- _The exercise_: Arrange the listing below as a JSON list of strings, running from its first line through the first line that contains "terminal-line-text: $ git diff", both ends inclusive. Use one string per line and omit blank lines.

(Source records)
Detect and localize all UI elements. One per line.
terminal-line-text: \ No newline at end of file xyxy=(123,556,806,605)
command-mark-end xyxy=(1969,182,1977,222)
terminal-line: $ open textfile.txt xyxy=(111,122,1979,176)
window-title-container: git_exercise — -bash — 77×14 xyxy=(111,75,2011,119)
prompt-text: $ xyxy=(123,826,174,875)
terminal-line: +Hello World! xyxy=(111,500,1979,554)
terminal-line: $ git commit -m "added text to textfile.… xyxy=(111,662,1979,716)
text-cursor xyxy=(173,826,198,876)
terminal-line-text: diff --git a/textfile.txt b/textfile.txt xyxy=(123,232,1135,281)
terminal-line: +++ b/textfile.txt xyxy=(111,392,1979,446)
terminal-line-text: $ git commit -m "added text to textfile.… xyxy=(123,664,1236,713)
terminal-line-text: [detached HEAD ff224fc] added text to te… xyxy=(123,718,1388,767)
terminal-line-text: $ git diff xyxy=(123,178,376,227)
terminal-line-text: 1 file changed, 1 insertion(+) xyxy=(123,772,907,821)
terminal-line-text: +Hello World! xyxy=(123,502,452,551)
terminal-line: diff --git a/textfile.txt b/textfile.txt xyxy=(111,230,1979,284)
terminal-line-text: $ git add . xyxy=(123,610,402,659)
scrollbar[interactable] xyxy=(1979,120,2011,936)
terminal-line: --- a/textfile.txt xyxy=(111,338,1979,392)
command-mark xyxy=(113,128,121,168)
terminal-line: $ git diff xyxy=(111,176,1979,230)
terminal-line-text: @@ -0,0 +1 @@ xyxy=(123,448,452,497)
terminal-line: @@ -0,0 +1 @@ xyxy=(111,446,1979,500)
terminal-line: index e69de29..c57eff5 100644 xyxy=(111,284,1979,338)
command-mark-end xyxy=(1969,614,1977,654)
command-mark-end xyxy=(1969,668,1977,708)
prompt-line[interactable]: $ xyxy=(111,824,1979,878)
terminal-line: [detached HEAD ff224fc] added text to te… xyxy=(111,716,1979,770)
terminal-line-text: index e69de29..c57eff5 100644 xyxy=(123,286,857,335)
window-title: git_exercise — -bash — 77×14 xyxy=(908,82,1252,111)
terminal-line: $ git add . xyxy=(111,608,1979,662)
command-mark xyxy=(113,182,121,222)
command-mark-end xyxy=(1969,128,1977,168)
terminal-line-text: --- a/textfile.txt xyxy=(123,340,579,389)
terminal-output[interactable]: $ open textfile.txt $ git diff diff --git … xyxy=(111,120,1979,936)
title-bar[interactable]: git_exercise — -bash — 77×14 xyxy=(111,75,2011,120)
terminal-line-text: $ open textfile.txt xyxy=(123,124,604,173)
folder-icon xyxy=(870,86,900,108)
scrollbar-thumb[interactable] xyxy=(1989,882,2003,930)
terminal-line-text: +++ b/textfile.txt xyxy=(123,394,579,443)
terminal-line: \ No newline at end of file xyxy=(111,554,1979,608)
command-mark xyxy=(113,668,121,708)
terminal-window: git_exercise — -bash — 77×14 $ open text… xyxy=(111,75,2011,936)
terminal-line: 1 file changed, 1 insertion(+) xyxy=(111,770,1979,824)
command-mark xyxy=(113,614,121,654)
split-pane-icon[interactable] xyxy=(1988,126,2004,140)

- _Answer for this exercise_:
[
  "Detect and localize all UI elements. One per line.",
  "terminal-line-text: \\ No newline at end of file xyxy=(123,556,806,605)",
  "command-mark-end xyxy=(1969,182,1977,222)",
  "terminal-line: $ open textfile.txt xyxy=(111,122,1979,176)",
  "window-title-container: git_exercise — -bash — 77×14 xyxy=(111,75,2011,119)",
  "prompt-text: $ xyxy=(123,826,174,875)",
  "terminal-line: +Hello World! xyxy=(111,500,1979,554)",
  "terminal-line: $ git commit -m \"added text to textfile.… xyxy=(111,662,1979,716)",
  "text-cursor xyxy=(173,826,198,876)",
  "terminal-line-text: diff --git a/textfile.txt b/textfile.txt xyxy=(123,232,1135,281)",
  "terminal-line: +++ b/textfile.txt xyxy=(111,392,1979,446)",
  "terminal-line-text: $ git commit -m \"added text to textfile.… xyxy=(123,664,1236,713)",
  "terminal-line-text: [detached HEAD ff224fc] added text to te… xyxy=(123,718,1388,767)",
  "terminal-line-text: $ git diff xyxy=(123,178,376,227)"
]